| Stated task |
The records below must be duplicated exactly, character for character.

| Data for this task |
▬▬▬▬▬▬▬▬▬▬

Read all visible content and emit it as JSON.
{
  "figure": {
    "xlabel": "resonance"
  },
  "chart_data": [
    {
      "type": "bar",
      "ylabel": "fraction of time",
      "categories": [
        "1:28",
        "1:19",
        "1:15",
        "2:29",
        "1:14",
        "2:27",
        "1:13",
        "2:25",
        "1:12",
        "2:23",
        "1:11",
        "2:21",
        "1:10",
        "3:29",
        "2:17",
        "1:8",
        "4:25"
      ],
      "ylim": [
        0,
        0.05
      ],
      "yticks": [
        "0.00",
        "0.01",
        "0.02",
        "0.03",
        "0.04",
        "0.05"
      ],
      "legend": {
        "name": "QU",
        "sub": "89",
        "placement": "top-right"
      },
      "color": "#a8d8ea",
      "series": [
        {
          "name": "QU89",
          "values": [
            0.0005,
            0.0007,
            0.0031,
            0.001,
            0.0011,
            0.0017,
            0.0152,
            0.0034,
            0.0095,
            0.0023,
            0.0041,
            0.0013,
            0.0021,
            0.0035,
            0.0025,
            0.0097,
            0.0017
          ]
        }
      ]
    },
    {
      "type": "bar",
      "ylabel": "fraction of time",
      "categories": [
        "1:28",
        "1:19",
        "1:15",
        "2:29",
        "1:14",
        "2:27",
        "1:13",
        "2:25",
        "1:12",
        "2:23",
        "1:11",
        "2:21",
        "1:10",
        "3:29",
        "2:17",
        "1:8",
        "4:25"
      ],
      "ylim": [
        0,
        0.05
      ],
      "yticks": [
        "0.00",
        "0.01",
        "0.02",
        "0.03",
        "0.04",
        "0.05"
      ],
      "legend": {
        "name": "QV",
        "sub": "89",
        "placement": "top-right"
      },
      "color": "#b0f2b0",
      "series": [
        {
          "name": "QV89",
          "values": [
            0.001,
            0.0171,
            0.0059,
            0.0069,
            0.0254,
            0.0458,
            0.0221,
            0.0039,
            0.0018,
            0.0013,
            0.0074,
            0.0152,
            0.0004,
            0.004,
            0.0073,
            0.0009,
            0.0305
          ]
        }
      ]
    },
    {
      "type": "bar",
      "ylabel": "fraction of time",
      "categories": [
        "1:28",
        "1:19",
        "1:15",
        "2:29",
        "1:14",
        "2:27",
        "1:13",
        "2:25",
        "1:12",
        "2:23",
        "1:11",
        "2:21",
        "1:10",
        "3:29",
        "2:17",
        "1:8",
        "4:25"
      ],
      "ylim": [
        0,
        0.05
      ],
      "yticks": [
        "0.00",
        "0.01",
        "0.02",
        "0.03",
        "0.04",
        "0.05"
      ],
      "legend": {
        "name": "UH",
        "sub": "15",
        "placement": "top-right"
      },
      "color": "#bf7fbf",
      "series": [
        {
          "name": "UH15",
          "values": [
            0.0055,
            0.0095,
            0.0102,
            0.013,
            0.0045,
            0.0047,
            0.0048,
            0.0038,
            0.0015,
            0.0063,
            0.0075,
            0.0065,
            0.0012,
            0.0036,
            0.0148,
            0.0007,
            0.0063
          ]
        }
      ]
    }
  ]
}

▬▬▬▬▬▬▬▬▬▬

| Solution to this task |
Read all visible content and emit it as JSON.
{
  "figure": {
    "xlabel": "resonance"
  },
  "chart_data": [
    {
      "type": "bar",
      "ylabel": "fraction of time",
      "categories": [
        "1:28",
        "1:19",
        "1:15",
        "2:29",
        "1:14",
        "2:27",
        "1:13",
        "2:25",
        "1:12",
        "2:23",
        "1:11",
        "2:21",
        "1:10",
        "3:29",
        "2:17",
        "1:8",
        "4:25"
      ],
      "ylim": [
        0,
        0.05
      ],
      "yticks": [
        "0.00",
        "0.01",
        "0.02",
        "0.03",
        "0.04",
        "0.05"
      ],
      "legend": {
        "name": "QU",
        "sub": "89",
        "placement": "top-right"
      },
      "color": "#a8d8ea",
      "series": [
        {
          "name": "QU89",
          "values": [
            0.0005,
            0.0007,
            0.0031,
            0.001,
            0.0011,
            0.0017,
            0.0152,
            0.0034,
            0.0095,
            0.0023,
            0.0041,
            0.0013,
            0.0021,
            0.0035,
            0.0025,
            0.0097,
            0.0017
          ]
        }
      ]
    },
    {
      "type": "bar",
      "ylabel": "fraction of time",
      "categories": [
        "1:28",
        "1:19",
        "1:15",
        "2:29",
        "1:14",
        "2:27",
        "1:13",
        "2:25",
        "1:12",
        "2:23",
        "1:11",
        "2:21",
        "1:10",
        "3:29",
        "2:17",
        "1:8",
        "4:25"
      ],
      "ylim": [
        0,
        0.05
      ],
      "yticks": [
        "0.00",
        "0.01",
        "0.02",
        "0.03",
        "0.04",
        "0.05"
      ],
      "legend": {
        "name": "QV",
        "sub": "89",
        "placement": "top-right"
      },
      "color": "#b0f2b0",
      "series": [
        {
          "name": "QV89",
          "values": [
            0.001,
            0.0171,
            0.0059,
            0.0069,
            0.0254,
            0.0458,
            0.0221,
            0.0039,
            0.0018,
            0.0013,
            0.0074,
            0.0152,
            0.0004,
            0.004,
            0.0073,
            0.0009,
            0.0305
          ]
        }
      ]
    },
    {
      "type": "bar",
      "ylabel": "fraction of time",
      "categories": [
        "1:28",
        "1:19",
        "1:15",
        "2:29",
        "1:14",
        "2:27",
        "1:13",
        "2:25",
        "1:12",
        "2:23",
        "1:11",
        "2:21",
        "1:10",
        "3:29",
        "2:17",
        "1:8",
        "4:25"
      ],
      "ylim": [
        0,
        0.05
      ],
      "yticks": [
        "0.00",
        "0.01",
        "0.02",
        "0.03",
        "0.04",
        "0.05"
      ],
      "legend": {
        "name": "UH",
        "sub": "15",
        "placement": "top-right"
      },
      "color": "#bf7fbf",
      "series": [
        {
          "name": "UH15",
          "values": [
            0.0055,
            0.0095,
            0.0102,
            0.013,
            0.0045,
            0.0047,
            0.0048,
            0.0038,
            0.0015,
            0.0063,
            0.0075,
            0.0065,
            0.0012,
            0.0036,
            0.0148,
            0.0007,
            0.0063
          ]
        }
      ]
    }
  ]
}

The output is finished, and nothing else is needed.